>> Begin Excerpted data

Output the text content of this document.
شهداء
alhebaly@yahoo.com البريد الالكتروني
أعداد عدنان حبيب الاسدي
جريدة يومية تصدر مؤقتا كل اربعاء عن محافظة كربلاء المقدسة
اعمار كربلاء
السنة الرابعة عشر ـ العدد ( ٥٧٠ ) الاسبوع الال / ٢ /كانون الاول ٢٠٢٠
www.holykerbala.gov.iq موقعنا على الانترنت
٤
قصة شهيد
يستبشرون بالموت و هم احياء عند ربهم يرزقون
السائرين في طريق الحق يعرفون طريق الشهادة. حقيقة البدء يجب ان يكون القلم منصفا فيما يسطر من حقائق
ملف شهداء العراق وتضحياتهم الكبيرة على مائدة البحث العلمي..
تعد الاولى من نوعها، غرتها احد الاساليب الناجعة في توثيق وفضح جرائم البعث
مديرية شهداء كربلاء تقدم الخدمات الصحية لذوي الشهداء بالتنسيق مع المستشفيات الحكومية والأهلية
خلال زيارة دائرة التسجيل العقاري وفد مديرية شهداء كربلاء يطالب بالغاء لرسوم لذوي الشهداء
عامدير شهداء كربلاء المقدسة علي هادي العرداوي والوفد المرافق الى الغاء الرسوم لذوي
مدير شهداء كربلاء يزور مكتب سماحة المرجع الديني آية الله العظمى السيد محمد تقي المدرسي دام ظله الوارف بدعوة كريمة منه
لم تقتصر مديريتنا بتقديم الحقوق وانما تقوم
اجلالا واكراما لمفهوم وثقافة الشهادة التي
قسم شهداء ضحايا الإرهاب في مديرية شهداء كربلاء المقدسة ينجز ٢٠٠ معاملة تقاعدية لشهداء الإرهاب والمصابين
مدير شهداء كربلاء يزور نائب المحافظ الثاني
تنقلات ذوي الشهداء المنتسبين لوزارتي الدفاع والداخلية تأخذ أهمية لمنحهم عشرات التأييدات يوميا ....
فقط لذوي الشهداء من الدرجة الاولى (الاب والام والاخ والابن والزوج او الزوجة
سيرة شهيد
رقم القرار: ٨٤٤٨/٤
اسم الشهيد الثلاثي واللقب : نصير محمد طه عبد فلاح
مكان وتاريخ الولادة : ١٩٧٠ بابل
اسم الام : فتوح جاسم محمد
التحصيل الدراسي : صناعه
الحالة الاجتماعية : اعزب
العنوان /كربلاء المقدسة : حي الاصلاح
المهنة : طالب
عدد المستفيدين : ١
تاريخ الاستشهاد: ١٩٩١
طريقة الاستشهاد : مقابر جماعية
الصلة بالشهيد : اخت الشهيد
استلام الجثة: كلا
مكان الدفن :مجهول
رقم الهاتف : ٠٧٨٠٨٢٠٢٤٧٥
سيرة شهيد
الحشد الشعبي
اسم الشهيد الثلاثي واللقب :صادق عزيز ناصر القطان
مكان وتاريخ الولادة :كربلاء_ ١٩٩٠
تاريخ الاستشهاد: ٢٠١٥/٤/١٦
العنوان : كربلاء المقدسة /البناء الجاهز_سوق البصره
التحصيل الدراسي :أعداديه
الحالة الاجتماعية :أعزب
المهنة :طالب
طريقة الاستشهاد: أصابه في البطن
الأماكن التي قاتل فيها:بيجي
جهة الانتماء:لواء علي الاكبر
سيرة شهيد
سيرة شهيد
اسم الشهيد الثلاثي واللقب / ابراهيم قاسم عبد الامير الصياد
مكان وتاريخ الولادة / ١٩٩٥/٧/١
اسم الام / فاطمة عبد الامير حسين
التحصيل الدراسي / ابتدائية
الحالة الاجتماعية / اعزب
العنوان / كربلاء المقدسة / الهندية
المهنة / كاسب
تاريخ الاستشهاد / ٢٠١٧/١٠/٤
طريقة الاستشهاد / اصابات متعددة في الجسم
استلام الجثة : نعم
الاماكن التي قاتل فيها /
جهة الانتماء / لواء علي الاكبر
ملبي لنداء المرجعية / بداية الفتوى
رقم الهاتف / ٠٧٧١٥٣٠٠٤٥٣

>> End Excerpted data

Request: Extract all lines as given.

Response to the task:
Output the text content of this document.
شهداء
alhebaly@yahoo.com البريد الالكتروني
أعداد عدنان حبيب الاسدي
جريدة يومية تصدر مؤقتا كل اربعاء عن محافظة كربلاء المقدسة
اعمار كربلاء
السنة الرابعة عشر ـ العدد ( ٥٧٠ ) الاسبوع الال / ٢ /كانون الاول ٢٠٢٠
www.holykerbala.gov.iq موقعنا على الانترنت
٤
قصة شهيد
يستبشرون بالموت و هم احياء عند ربهم يرزقون
السائرين في طريق الحق يعرفون طريق الشهادة. حقيقة البدء يجب ان يكون القلم منصفا فيما يسطر من حقائق
ملف شهداء العراق وتضحياتهم الكبيرة على مائدة البحث العلمي..
تعد الاولى من نوعها، غرتها احد الاساليب الناجعة في توثيق وفضح جرائم البعث
مديرية شهداء كربلاء تقدم الخدمات الصحية لذوي الشهداء بالتنسيق مع المستشفيات الحكومية والأهلية
خلال زيارة دائرة التسجيل العقاري وفد مديرية شهداء كربلاء يطالب بالغاء لرسوم لذوي الشهداء
عامدير شهداء كربلاء المقدسة علي هادي العرداوي والوفد المرافق الى الغاء الرسوم لذوي
مدير شهداء كربلاء يزور مكتب سماحة المرجع الديني آية الله العظمى السيد محمد تقي المدرسي دام ظله الوارف بدعوة كريمة منه
لم تقتصر مديريتنا بتقديم الحقوق وانما تقوم
اجلالا واكراما لمفهوم وثقافة الشهادة التي
قسم شهداء ضحايا الإرهاب في مديرية شهداء كربلاء المقدسة ينجز ٢٠٠ معاملة تقاعدية لشهداء الإرهاب والمصابين
مدير شهداء كربلاء يزور نائب المحافظ الثاني
تنقلات ذوي الشهداء المنتسبين لوزارتي الدفاع والداخلية تأخذ أهمية لمنحهم عشرات التأييدات يوميا ....
فقط لذوي الشهداء من الدرجة الاولى (الاب والام والاخ والابن والزوج او الزوجة
سيرة شهيد
رقم القرار: ٨٤٤٨/٤
اسم الشهيد الثلاثي واللقب : نصير محمد طه عبد فلاح
مكان وتاريخ الولادة : ١٩٧٠ بابل
اسم الام : فتوح جاسم محمد
التحصيل الدراسي : صناعه
الحالة الاجتماعية : اعزب
العنوان /كربلاء المقدسة : حي الاصلاح
المهنة : طالب
عدد المستفيدين : ١
تاريخ الاستشهاد: ١٩٩١
طريقة الاستشهاد : مقابر جماعية
الصلة بالشهيد : اخت الشهيد
استلام الجثة: كلا
مكان الدفن :مجهول
رقم الهاتف : ٠٧٨٠٨٢٠٢٤٧٥
سيرة شهيد
الحشد الشعبي
اسم الشهيد الثلاثي واللقب :صادق عزيز ناصر القطان
مكان وتاريخ الولادة :كربلاء_ ١٩٩٠
تاريخ الاستشهاد: ٢٠١٥/٤/١٦
العنوان : كربلاء المقدسة /البناء الجاهز_سوق البصره
التحصيل الدراسي :أعداديه
الحالة الاجتماعية :أعزب
المهنة :طالب
طريقة الاستشهاد: أصابه في البطن
الأماكن التي قاتل فيها:بيجي
جهة الانتماء:لواء علي الاكبر
سيرة شهيد
سيرة شهيد
اسم الشهيد الثلاثي واللقب / ابراهيم قاسم عبد الامير الصياد
مكان وتاريخ الولادة / ١٩٩٥/٧/١
اسم الام / فاطمة عبد الامير حسين
التحصيل الدراسي / ابتدائية
الحالة الاجتماعية / اعزب
العنوان / كربلاء المقدسة / الهندية
المهنة / كاسب
تاريخ الاستشهاد / ٢٠١٧/١٠/٤
طريقة الاستشهاد / اصابات متعددة في الجسم
استلام الجثة : نعم
الاماكن التي قاتل فيها /
جهة الانتماء / لواء علي الاكبر
ملبي لنداء المرجعية / بداية الفتوى
رقم الهاتف / ٠٧٧١٥٣٠٠٤٥٣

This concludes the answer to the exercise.